(Items listed in a dataset)

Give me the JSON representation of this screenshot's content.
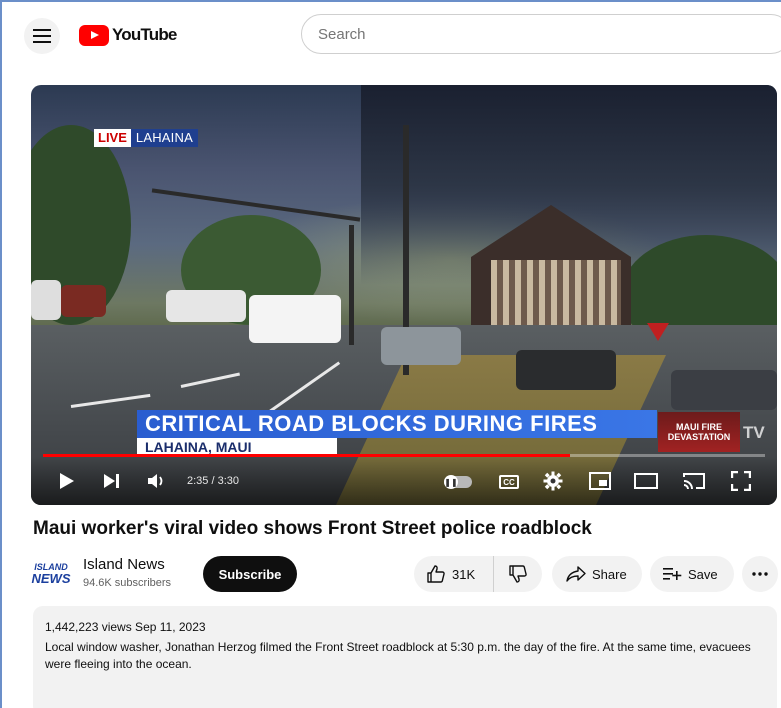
{
  "header": {
    "logo_text": "YouTube",
    "search_placeholder": "Search"
  },
  "video": {
    "live_tag": "LIVE",
    "live_location": "LAHAINA",
    "lower_third_title": "CRITICAL ROAD BLOCKS DURING FIRES",
    "lower_third_subtitle": "LAHAINA, MAUI",
    "bug_line1": "MAUI FIRE",
    "bug_line2": "DEVASTATION",
    "bug_network": "TV",
    "time_display": "2:35 / 3:30",
    "progress_fraction": 0.73
  },
  "title": "Maui worker's viral video shows Front Street police roadblock",
  "channel": {
    "avatar_line1": "ISLAND",
    "avatar_line2": "NEWS",
    "name": "Island News",
    "subscribers": "94.6K subscribers",
    "subscribe_label": "Subscribe"
  },
  "actions": {
    "like_count": "31K",
    "share_label": "Share",
    "save_label": "Save"
  },
  "description": {
    "meta": "1,442,223 views  Sep 11, 2023",
    "text": "Local window washer, Jonathan Herzog filmed the Front Street roadblock at 5:30 p.m. the day of the fire. At the same time, evacuees were fleeing into the ocean."
  },
  "colors": {
    "brand_red": "#ff0000",
    "lower_third_blue": "#2a5dd0"
  }
}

Activity:
For each line in the data that contains the string "roadblock", give a copy of that line.

Your response:
  "title": "Maui worker's viral video shows Front Street police roadblock",
    "text": "Local window washer, Jonathan Herzog filmed the Front Street roadblock at 5:30 p.m. the day of the fire. At the same time, evacuees were fleeing into the ocean."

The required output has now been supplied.